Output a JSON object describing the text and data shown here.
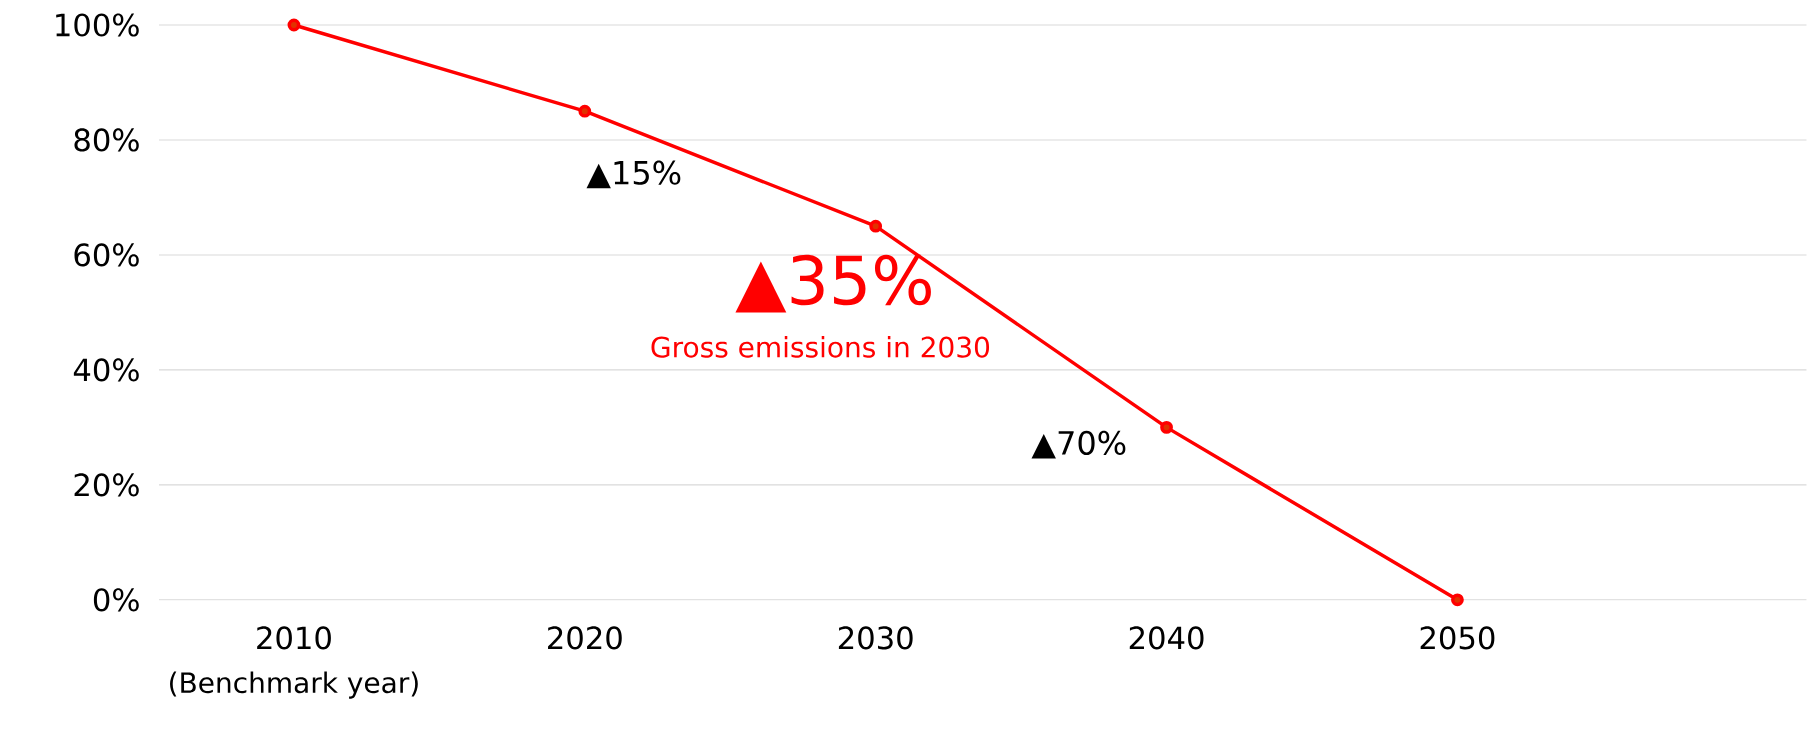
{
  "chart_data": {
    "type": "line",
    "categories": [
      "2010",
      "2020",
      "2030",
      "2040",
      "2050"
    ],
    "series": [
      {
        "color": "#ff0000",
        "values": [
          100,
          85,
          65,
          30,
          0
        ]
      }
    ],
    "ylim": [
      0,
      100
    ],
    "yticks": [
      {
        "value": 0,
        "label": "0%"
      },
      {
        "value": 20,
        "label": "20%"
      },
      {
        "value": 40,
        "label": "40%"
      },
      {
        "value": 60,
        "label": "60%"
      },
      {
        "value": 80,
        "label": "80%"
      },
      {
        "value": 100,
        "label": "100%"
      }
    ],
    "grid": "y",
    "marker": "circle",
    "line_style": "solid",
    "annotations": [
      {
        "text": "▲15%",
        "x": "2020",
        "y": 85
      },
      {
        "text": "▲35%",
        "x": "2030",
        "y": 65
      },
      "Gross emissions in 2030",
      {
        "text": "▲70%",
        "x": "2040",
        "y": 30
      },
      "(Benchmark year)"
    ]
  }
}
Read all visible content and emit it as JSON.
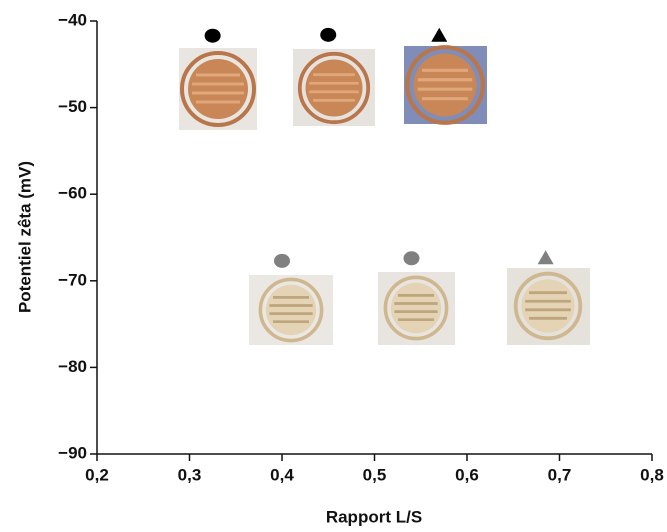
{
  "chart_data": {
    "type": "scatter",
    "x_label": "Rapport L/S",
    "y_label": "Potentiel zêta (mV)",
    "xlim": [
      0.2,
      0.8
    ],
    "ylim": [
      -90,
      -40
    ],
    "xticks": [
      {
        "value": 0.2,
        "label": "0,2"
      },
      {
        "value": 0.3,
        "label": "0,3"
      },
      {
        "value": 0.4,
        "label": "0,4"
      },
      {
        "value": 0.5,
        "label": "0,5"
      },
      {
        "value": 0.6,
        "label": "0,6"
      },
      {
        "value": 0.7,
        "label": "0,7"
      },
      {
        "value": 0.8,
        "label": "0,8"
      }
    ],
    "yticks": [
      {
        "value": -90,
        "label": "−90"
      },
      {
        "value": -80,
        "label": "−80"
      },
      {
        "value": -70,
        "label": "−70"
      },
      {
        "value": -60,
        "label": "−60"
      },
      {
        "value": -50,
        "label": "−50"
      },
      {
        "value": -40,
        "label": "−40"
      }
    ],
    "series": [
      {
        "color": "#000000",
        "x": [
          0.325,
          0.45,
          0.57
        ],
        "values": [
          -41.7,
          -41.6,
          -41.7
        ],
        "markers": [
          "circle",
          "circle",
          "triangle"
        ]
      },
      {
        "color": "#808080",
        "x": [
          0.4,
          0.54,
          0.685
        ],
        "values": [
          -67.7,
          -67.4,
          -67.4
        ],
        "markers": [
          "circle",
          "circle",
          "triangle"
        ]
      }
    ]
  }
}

▶ Goal
Copy the listing over exactly, skipping the pictures it holds.

▶ Exercise result
Output a JSON object describing the text and data shown here.
{
  "chart_data": {
    "type": "line",
    "categories": [
      "2010",
      "2020",
      "2030",
      "2040",
      "2050"
    ],
    "series": [
      {
        "color": "#ff0000",
        "values": [
          100,
          85,
          65,
          30,
          0
        ]
      }
    ],
    "ylim": [
      0,
      100
    ],
    "yticks": [
      {
        "value": 0,
        "label": "0%"
      },
      {
        "value": 20,
        "label": "20%"
      },
      {
        "value": 40,
        "label": "40%"
      },
      {
        "value": 60,
        "label": "60%"
      },
      {
        "value": 80,
        "label": "80%"
      },
      {
        "value": 100,
        "label": "100%"
      }
    ],
    "grid": "y",
    "marker": "circle",
    "line_style": "solid",
    "annotations": [
      {
        "text": "▲15%",
        "x": "2020",
        "y": 85
      },
      {
        "text": "▲35%",
        "x": "2030",
        "y": 65
      },
      "Gross emissions in 2030",
      {
        "text": "▲70%",
        "x": "2040",
        "y": 30
      },
      "(Benchmark year)"
    ]
  }
}
Read all visible content and emit it as JSON.
{
  "chart_data": {
    "type": "scatter",
    "x_label": "Rapport L/S",
    "y_label": "Potentiel zêta (mV)",
    "xlim": [
      0.2,
      0.8
    ],
    "ylim": [
      -90,
      -40
    ],
    "xticks": [
      {
        "value": 0.2,
        "label": "0,2"
      },
      {
        "value": 0.3,
        "label": "0,3"
      },
      {
        "value": 0.4,
        "label": "0,4"
      },
      {
        "value": 0.5,
        "label": "0,5"
      },
      {
        "value": 0.6,
        "label": "0,6"
      },
      {
        "value": 0.7,
        "label": "0,7"
      },
      {
        "value": 0.8,
        "label": "0,8"
      }
    ],
    "yticks": [
      {
        "value": -90,
        "label": "−90"
      },
      {
        "value": -80,
        "label": "−80"
      },
      {
        "value": -70,
        "label": "−70"
      },
      {
        "value": -60,
        "label": "−60"
      },
      {
        "value": -50,
        "label": "−50"
      },
      {
        "value": -40,
        "label": "−40"
      }
    ],
    "series": [
      {
        "color": "#000000",
        "x": [
          0.325,
          0.45,
          0.57
        ],
        "values": [
          -41.7,
          -41.6,
          -41.7
        ],
        "markers": [
          "circle",
          "circle",
          "triangle"
        ]
      },
      {
        "color": "#808080",
        "x": [
          0.4,
          0.54,
          0.685
        ],
        "values": [
          -67.7,
          -67.4,
          -67.4
        ],
        "markers": [
          "circle",
          "circle",
          "triangle"
        ]
      }
    ]
  }
}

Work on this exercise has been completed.